--- Goal of the exercise ---
Give an exact copy of every line, leaving images out.

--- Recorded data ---
* * *

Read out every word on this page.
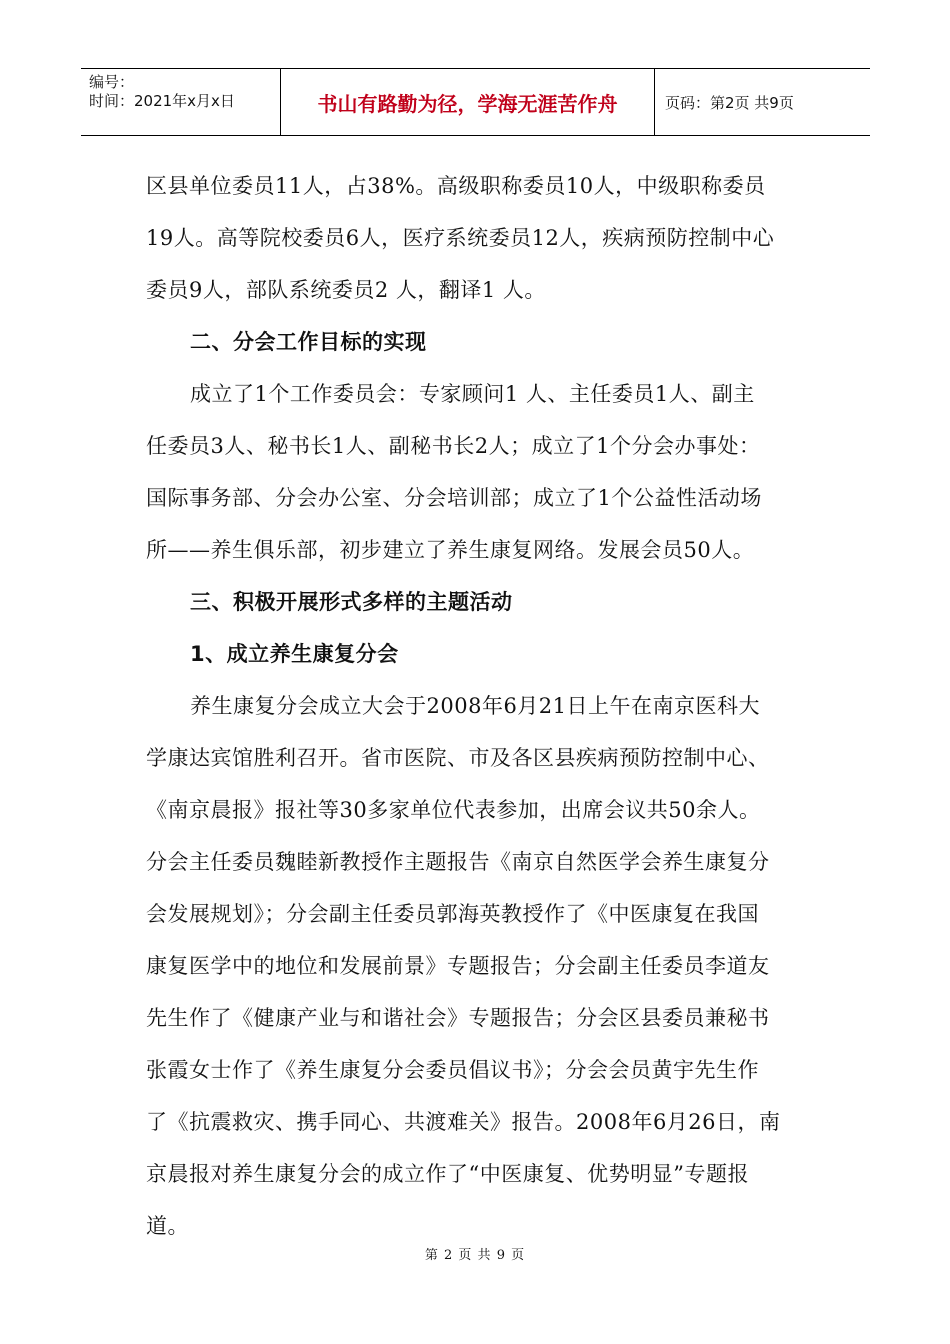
编号：
时间：2021年x月x日	书山有路勤为径，学海无涯苦作舟	页码：第2页 共9页
区县单位委员11人，占38%。高级职称委员10人，中级职称委员
19人。高等院校委员6人，医疗系统委员12人，疾病预防控制中心
委员9人，部队系统委员2 人，翻译1 人。
二、分会工作目标的实现
成立了1个工作委员会：专家顾问1 人、主任委员1人、副主
任委员3人、秘书长1人、副秘书长2人；成立了1个分会办事处：
国际事务部、分会办公室、分会培训部；成立了1个公益性活动场
所——养生俱乐部，初步建立了养生康复网络。发展会员50人。
三、积极开展形式多样的主题活动
1、成立养生康复分会
养生康复分会成立大会于2008年6月21日上午在南京医科大
学康达宾馆胜利召开。省市医院、市及各区县疾病预防控制中心、
《南京晨报》报社等30多家单位代表参加，出席会议共50余人。
分会主任委员魏睦新教授作主题报告《南京自然医学会养生康复分
会发展规划》；分会副主任委员郭海英教授作了《中医康复在我国
康复医学中的地位和发展前景》专题报告；分会副主任委员李道友
先生作了《健康产业与和谐社会》专题报告；分会区县委员兼秘书
张霞女士作了《养生康复分会委员倡议书》；分会会员黄宇先生作
了《抗震救灾、携手同心、共渡难关》报告。2008年6月26日，南
京晨报对养生康复分会的成立作了“中医康复、优势明显”专题报
道。
第 2 页 共 9 页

* * *

--- Answer to the task ---
Read out every word on this page.
编号：
时间：2021年x月x日	书山有路勤为径，学海无涯苦作舟	页码：第2页 共9页
区县单位委员11人，占38%。高级职称委员10人，中级职称委员
19人。高等院校委员6人，医疗系统委员12人，疾病预防控制中心
委员9人，部队系统委员2 人，翻译1 人。
二、分会工作目标的实现
成立了1个工作委员会：专家顾问1 人、主任委员1人、副主
任委员3人、秘书长1人、副秘书长2人；成立了1个分会办事处：
国际事务部、分会办公室、分会培训部；成立了1个公益性活动场
所——养生俱乐部，初步建立了养生康复网络。发展会员50人。
三、积极开展形式多样的主题活动
1、成立养生康复分会
养生康复分会成立大会于2008年6月21日上午在南京医科大
学康达宾馆胜利召开。省市医院、市及各区县疾病预防控制中心、
《南京晨报》报社等30多家单位代表参加，出席会议共50余人。
分会主任委员魏睦新教授作主题报告《南京自然医学会养生康复分
会发展规划》；分会副主任委员郭海英教授作了《中医康复在我国
康复医学中的地位和发展前景》专题报告；分会副主任委员李道友
先生作了《健康产业与和谐社会》专题报告；分会区县委员兼秘书
张霞女士作了《养生康复分会委员倡议书》；分会会员黄宇先生作
了《抗震救灾、携手同心、共渡难关》报告。2008年6月26日，南
京晨报对养生康复分会的成立作了“中医康复、优势明显”专题报
道。
第 2 页 共 9 页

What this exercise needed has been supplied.